* **EXTRACTED TEXT**
▬▬▬▬▬▬▬▬▬▬

David Fincher Says Differences Over Casting And Disney's Corporate Culture Stalled '20,000 Leagues Under The Sea'

Had things turned out differently, it wouldn’t be “Gone Girl” hitting theaters in a couple of weeks. For a moment, it looked like David Fincher would be going blockbuster, directing Disney‘s “20,000 Leagues Under The Sea.” Fincher had done location scouting in Australia in 2012, and in the spring of 2013, the government had gone ahead and approved tax rebates and refunds for the production. However, one holdup remained: casting. Fincher had sought his “Fight Club” and “Se7en” star Brad Pitt, but he passed on the movie, while the director also had his eye on Channing Tatum. Meanwhile, the studio was keen on Chris Hemsworth. And it seems the filmmaker and studio could never get on the same page about who should star.

In an interview with Little White Lies (via Brad Pitt Online), the director discusses the roadblocks that prevented him from making the underwater adventure movie. “You get over $200 million — all motion picture companies have corporate culture and corporate anxieties,” he explained. “Once we got past the list of people we could cast as the different characters in the film, once we got past one or two names which made them very comfortable, making a movie at that price, it became this bizarre endeavour to find which three names you could rub together to make platinum.”

▬▬▬▬▬▬▬▬▬▬

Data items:
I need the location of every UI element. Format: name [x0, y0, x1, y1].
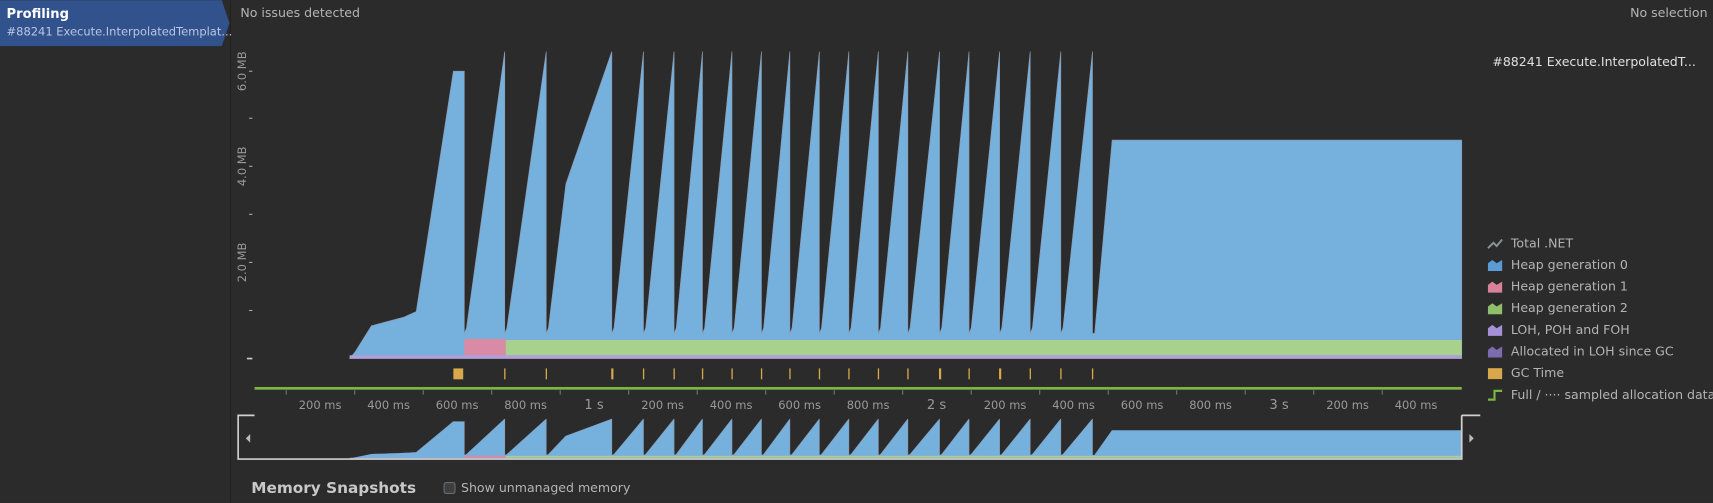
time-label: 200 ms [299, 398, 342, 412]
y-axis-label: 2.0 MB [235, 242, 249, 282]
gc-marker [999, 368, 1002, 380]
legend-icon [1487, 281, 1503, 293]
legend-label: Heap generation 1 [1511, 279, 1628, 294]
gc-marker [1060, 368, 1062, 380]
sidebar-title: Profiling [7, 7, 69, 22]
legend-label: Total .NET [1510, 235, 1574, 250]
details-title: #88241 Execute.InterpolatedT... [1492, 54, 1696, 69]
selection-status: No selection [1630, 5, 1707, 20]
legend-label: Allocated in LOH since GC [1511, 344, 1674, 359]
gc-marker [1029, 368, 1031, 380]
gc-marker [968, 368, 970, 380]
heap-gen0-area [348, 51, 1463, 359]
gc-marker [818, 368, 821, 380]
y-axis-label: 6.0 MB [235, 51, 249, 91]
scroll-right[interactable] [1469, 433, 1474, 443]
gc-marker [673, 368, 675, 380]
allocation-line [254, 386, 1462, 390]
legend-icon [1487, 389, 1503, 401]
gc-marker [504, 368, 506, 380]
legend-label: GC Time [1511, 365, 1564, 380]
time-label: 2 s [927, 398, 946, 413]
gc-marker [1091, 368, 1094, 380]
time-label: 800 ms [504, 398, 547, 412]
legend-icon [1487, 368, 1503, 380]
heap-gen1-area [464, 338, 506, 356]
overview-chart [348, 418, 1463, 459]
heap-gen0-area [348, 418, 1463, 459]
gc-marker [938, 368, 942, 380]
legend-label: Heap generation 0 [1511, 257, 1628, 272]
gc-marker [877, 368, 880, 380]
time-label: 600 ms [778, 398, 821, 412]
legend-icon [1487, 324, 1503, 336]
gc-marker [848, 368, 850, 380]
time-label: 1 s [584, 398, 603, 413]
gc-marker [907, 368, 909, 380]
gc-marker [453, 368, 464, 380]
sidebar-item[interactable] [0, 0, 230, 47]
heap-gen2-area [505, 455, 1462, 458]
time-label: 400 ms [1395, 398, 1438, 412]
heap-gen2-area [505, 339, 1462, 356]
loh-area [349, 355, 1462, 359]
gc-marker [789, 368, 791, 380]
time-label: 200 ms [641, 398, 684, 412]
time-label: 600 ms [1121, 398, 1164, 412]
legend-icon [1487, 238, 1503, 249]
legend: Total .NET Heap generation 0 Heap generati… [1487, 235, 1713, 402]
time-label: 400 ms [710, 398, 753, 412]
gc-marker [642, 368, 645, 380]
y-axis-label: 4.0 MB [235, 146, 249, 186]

▬▬▬▬▬▬▬▬▬▬

* **WHAT TO WORK ON**
(a) Decide whether each statement agrees with the article about Fincher and "20,000 Leagues Under The Sea": (i) Fincher scouted locations in Australia in 2012; (ii) Brad Pitt agreed to star in the film; (iii) the studio wanted Channing Tatum for the lead. For each, answer yes or no and quote the words from the article that settle it.
(b) Write out the passage of the article about Fincher and "20,000 Leagues Under The Sea" from "Had things turned" up to and including "who should star.".
Rely only on the article about Fincher and "20,000 Leagues Under The Sea," not on the data.

* **RESULTS BY TASK**
(a)
(i) Yes: "Fincher had done location scouting in Australia in 2012"
(ii) No: "Fincher had sought his “Fight Club” and “Se7en” star Brad Pitt, but he passed on the movie"
(iii) No: "Meanwhile, the studio was keen on Chris Hemsworth."

(b)
Had things turned out differently, it wouldn’t be “Gone Girl” hitting theaters in a couple of weeks. For a moment, it looked like David Fincher would be going blockbuster, directing Disney‘s “20,000 Leagues Under The Sea.” Fincher had done location scouting in Australia in 2012, and in the spring of 2013, the government had gone ahead and approved tax rebates and refunds for the production. However, one holdup remained: casting. Fincher had sought his “Fight Club” and “Se7en” star Brad Pitt, but he passed on the movie, while the director also had his eye on Channing Tatum. Meanwhile, the studio was keen on Chris Hemsworth. And it seems the filmmaker and studio could never get on the same page about who should star.